Copy each line with the word "marker" in it.

* * * * * * *

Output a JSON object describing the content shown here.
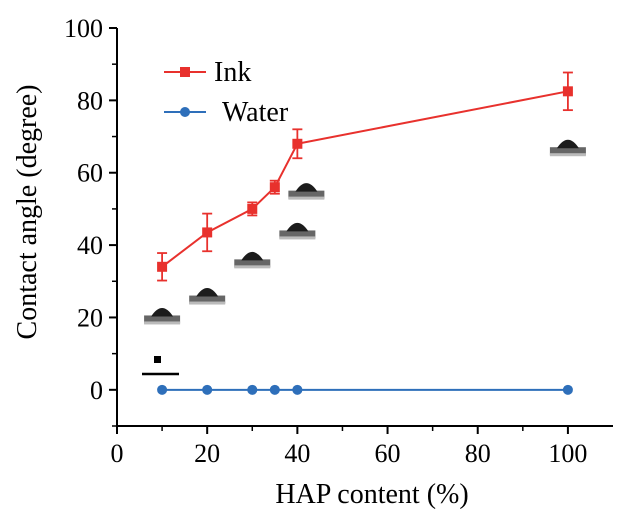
{
  "chart_data": {
    "type": "line",
    "xlabel": "HAP content (%)",
    "ylabel": "Contact angle (degree)",
    "xlim": [
      0,
      110
    ],
    "ylim": [
      -10,
      100
    ],
    "xticks": [
      0,
      20,
      40,
      60,
      80,
      100
    ],
    "yticks": [
      0,
      20,
      40,
      60,
      80,
      100
    ],
    "x_tick_labels": [
      "0",
      "20",
      "40",
      "60",
      "80",
      "100"
    ],
    "y_tick_labels": [
      "0",
      "20",
      "40",
      "60",
      "80",
      "100"
    ],
    "grid": false,
    "legend_position": "top-left",
    "series": [
      {
        "name": "Ink",
        "color": "#e8312d",
        "marker": "square",
        "x": [
          10,
          20,
          30,
          35,
          40,
          100
        ],
        "y": [
          34,
          43.5,
          50,
          56,
          68,
          82.5
        ],
        "error": [
          3.8,
          5.2,
          1.8,
          1.8,
          4,
          5.2
        ]
      },
      {
        "name": "Water",
        "color": "#2e6fba",
        "marker": "circle",
        "x": [
          10,
          20,
          30,
          35,
          40,
          100
        ],
        "y": [
          0,
          0,
          0,
          0,
          0,
          0
        ]
      }
    ],
    "droplet_insets": [
      {
        "x": 10,
        "y": 20
      },
      {
        "x": 20,
        "y": 25.5
      },
      {
        "x": 30,
        "y": 35.5
      },
      {
        "x": 40,
        "y": 43.5
      },
      {
        "x": 42,
        "y": 54.5
      },
      {
        "x": 100,
        "y": 66.5
      }
    ]
  }
}
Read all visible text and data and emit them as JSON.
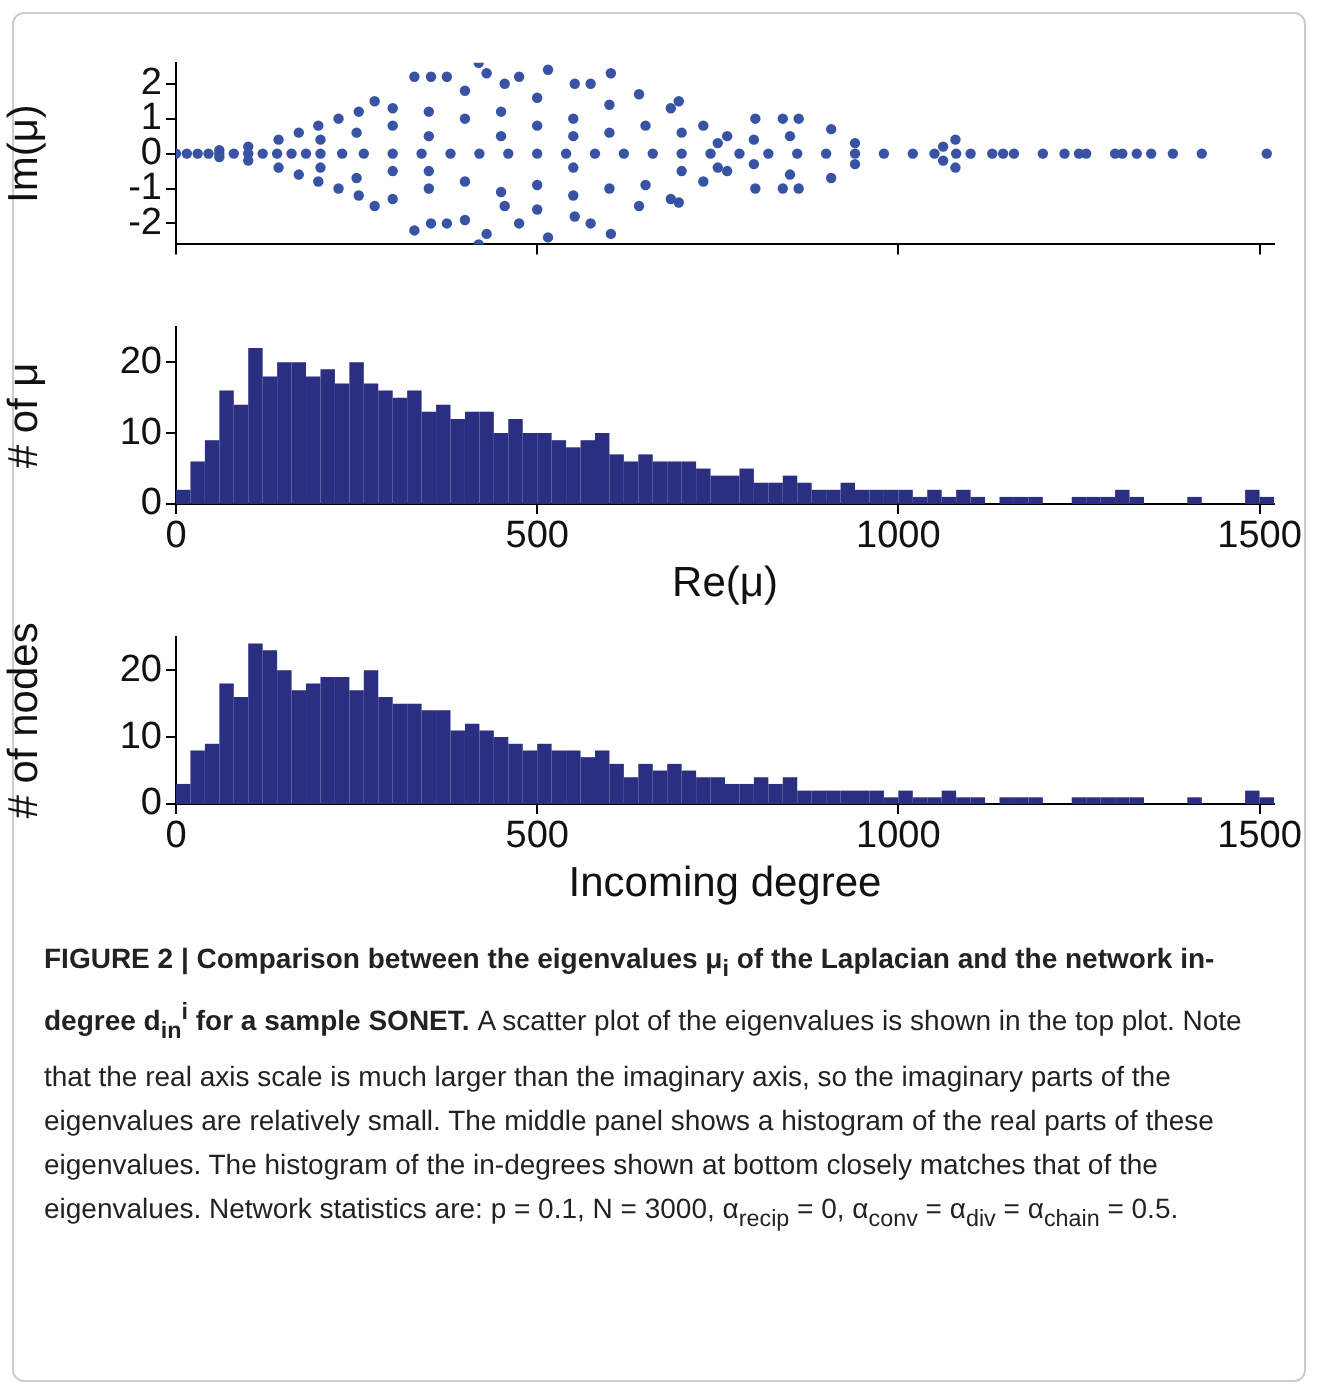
{
  "chart_data": [
    {
      "type": "scatter",
      "ylabel": "Im(μ)",
      "marker": "circle",
      "tick_labels": "y",
      "color": "#3953a4",
      "xlim": [
        0,
        1520
      ],
      "xticks": [
        0,
        500,
        1000,
        1500
      ],
      "ylim": [
        -2.6,
        2.6
      ],
      "yticks": [
        -2,
        -1,
        0,
        1,
        2
      ],
      "x": [
        0,
        15,
        30,
        45,
        60,
        80,
        100,
        120,
        140,
        160,
        180,
        200,
        230,
        260,
        300,
        340,
        380,
        420,
        460,
        500,
        540,
        580,
        620,
        660,
        700,
        740,
        780,
        820,
        860,
        900,
        940,
        980,
        1020,
        1050,
        1080,
        1100,
        1130,
        1145,
        1160,
        1200,
        1230,
        1250,
        1260,
        1300,
        1310,
        1330,
        1350,
        1380,
        1420,
        1510,
        60,
        60,
        100,
        100,
        142,
        142,
        170,
        170,
        197,
        197,
        225,
        225,
        253,
        253,
        275,
        275,
        300,
        300,
        330,
        330,
        353,
        353,
        375,
        375,
        400,
        400,
        419,
        419,
        430,
        430,
        455,
        455,
        475,
        475,
        500,
        500,
        515,
        515,
        552,
        552,
        574,
        574,
        602,
        602,
        641,
        641,
        685,
        685,
        696,
        696,
        730,
        730,
        763,
        763,
        802,
        802,
        840,
        840,
        862,
        862,
        907,
        907,
        940,
        940,
        1062,
        1062,
        1079,
        1079,
        200,
        200,
        250,
        250,
        300,
        300,
        350,
        350,
        350,
        350,
        400,
        400,
        450,
        450,
        450,
        500,
        500,
        550,
        550,
        550,
        550,
        600,
        600,
        600,
        650,
        650,
        700,
        700,
        750,
        750,
        800,
        800,
        850,
        850
      ],
      "values": [
        0,
        0,
        0,
        0,
        0,
        0,
        0,
        0,
        0,
        0,
        0,
        0,
        0,
        0,
        0,
        0,
        0,
        0,
        0,
        0,
        0,
        0,
        0,
        0,
        0,
        0,
        0,
        0,
        0,
        0,
        0,
        0,
        0,
        0,
        0,
        0,
        0,
        0,
        0,
        0,
        0,
        0,
        0,
        0,
        0,
        0,
        0,
        0,
        0,
        0,
        0.1,
        -0.1,
        0.2,
        -0.2,
        0.4,
        -0.4,
        0.6,
        -0.6,
        0.8,
        -0.8,
        1.0,
        -1.0,
        1.2,
        -1.2,
        1.5,
        -1.5,
        1.3,
        -1.3,
        2.2,
        -2.2,
        2.2,
        -2.0,
        2.2,
        -2.0,
        1.8,
        -1.9,
        2.6,
        -2.6,
        2.3,
        -2.3,
        2.0,
        -1.5,
        2.2,
        -2.0,
        1.6,
        -1.6,
        2.4,
        -2.4,
        2.0,
        -1.8,
        2.0,
        -2.0,
        2.3,
        -2.3,
        1.7,
        -1.5,
        1.3,
        -1.3,
        1.5,
        -1.4,
        0.8,
        -0.8,
        0.5,
        -0.5,
        1.0,
        -1.0,
        1.0,
        -1.0,
        1.0,
        -1.0,
        0.7,
        -0.7,
        0.3,
        -0.3,
        0.2,
        -0.2,
        0.4,
        -0.4,
        0.4,
        -0.4,
        0.6,
        -0.7,
        0.8,
        -0.5,
        1.2,
        -1.0,
        0.5,
        -0.5,
        1.0,
        -0.8,
        1.2,
        -1.1,
        0.5,
        0.8,
        -0.9,
        1.0,
        -1.2,
        0.5,
        -0.4,
        1.4,
        -1.0,
        0.6,
        0.8,
        -0.9,
        0.6,
        -0.5,
        0.3,
        -0.4,
        0.4,
        -0.3,
        0.5,
        -0.6
      ]
    },
    {
      "type": "histogram",
      "ylabel": "# of μ",
      "xlabel": "Re(μ)",
      "color": "#2b2f82",
      "xlim": [
        0,
        1520
      ],
      "xticks": [
        0,
        500,
        1000,
        1500
      ],
      "ylim": [
        0,
        25
      ],
      "yticks": [
        0,
        10,
        20
      ],
      "bins": [
        0,
        20,
        40,
        60,
        80,
        100,
        120,
        140,
        160,
        180,
        200,
        220,
        240,
        260,
        280,
        300,
        320,
        340,
        360,
        380,
        400,
        420,
        440,
        460,
        480,
        500,
        520,
        540,
        560,
        580,
        600,
        620,
        640,
        660,
        680,
        700,
        720,
        740,
        760,
        780,
        800,
        820,
        840,
        860,
        880,
        900,
        920,
        940,
        960,
        980,
        1000,
        1020,
        1040,
        1060,
        1080,
        1100,
        1120,
        1140,
        1160,
        1180,
        1200,
        1220,
        1240,
        1260,
        1280,
        1300,
        1320,
        1340,
        1360,
        1380,
        1400,
        1420,
        1440,
        1460,
        1480,
        1500,
        1520
      ],
      "values": [
        2,
        6,
        9,
        16,
        14,
        22,
        18,
        20,
        20,
        18,
        19,
        17,
        20,
        17,
        16,
        15,
        16,
        13,
        14,
        12,
        13,
        13,
        10,
        12,
        10,
        10,
        9,
        8,
        9,
        10,
        7,
        6,
        7,
        6,
        6,
        6,
        5,
        4,
        4,
        5,
        3,
        3,
        4,
        3,
        2,
        2,
        3,
        2,
        2,
        2,
        2,
        1,
        2,
        1,
        2,
        1,
        0,
        1,
        1,
        1,
        0,
        0,
        1,
        1,
        1,
        2,
        1,
        0,
        0,
        0,
        1,
        0,
        0,
        0,
        2,
        1
      ]
    },
    {
      "type": "histogram",
      "ylabel": "# of nodes",
      "xlabel": "Incoming degree",
      "color": "#2b2f82",
      "xlim": [
        0,
        1520
      ],
      "xticks": [
        0,
        500,
        1000,
        1500
      ],
      "ylim": [
        0,
        25
      ],
      "yticks": [
        0,
        10,
        20
      ],
      "bins": [
        0,
        20,
        40,
        60,
        80,
        100,
        120,
        140,
        160,
        180,
        200,
        220,
        240,
        260,
        280,
        300,
        320,
        340,
        360,
        380,
        400,
        420,
        440,
        460,
        480,
        500,
        520,
        540,
        560,
        580,
        600,
        620,
        640,
        660,
        680,
        700,
        720,
        740,
        760,
        780,
        800,
        820,
        840,
        860,
        880,
        900,
        920,
        940,
        960,
        980,
        1000,
        1020,
        1040,
        1060,
        1080,
        1100,
        1120,
        1140,
        1160,
        1180,
        1200,
        1220,
        1240,
        1260,
        1280,
        1300,
        1320,
        1340,
        1360,
        1380,
        1400,
        1420,
        1440,
        1460,
        1480,
        1500,
        1520
      ],
      "values": [
        3,
        8,
        9,
        18,
        16,
        24,
        23,
        20,
        17,
        18,
        19,
        19,
        17,
        20,
        16,
        15,
        15,
        14,
        14,
        11,
        12,
        11,
        10,
        9,
        8,
        9,
        8,
        8,
        7,
        8,
        6,
        4,
        6,
        5,
        6,
        5,
        4,
        4,
        3,
        3,
        4,
        3,
        4,
        2,
        2,
        2,
        2,
        2,
        2,
        1,
        2,
        1,
        1,
        2,
        1,
        1,
        0,
        1,
        1,
        1,
        0,
        0,
        1,
        1,
        1,
        1,
        1,
        0,
        0,
        0,
        1,
        0,
        0,
        0,
        2,
        1
      ],
      "annotations": [
        "FIGURE 2 | Comparison between the eigenvalues μ$_{i}$ of the Laplacian and the network in-degree d$_{in}$$^{i}$ for a sample SONET.",
        "A scatter plot of the eigenvalues is shown in the top plot. Note that the real axis scale is much larger than the imaginary axis, so the imaginary parts of the eigenvalues are relatively small. The middle panel shows a histogram of the real parts of these eigenvalues. The histogram of the in-degrees shown at bottom closely matches that of the eigenvalues. Network statistics are: p = 0.1, N = 3000, α$_{recip}$ = 0, α$_{conv}$ = α$_{div}$ = α$_{chain}$ = 0.5."
      ]
    }
  ]
}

* * * * * * *

Exercise result:
        "marker": "square",
        "marker": "circle",
      "marker": "circle",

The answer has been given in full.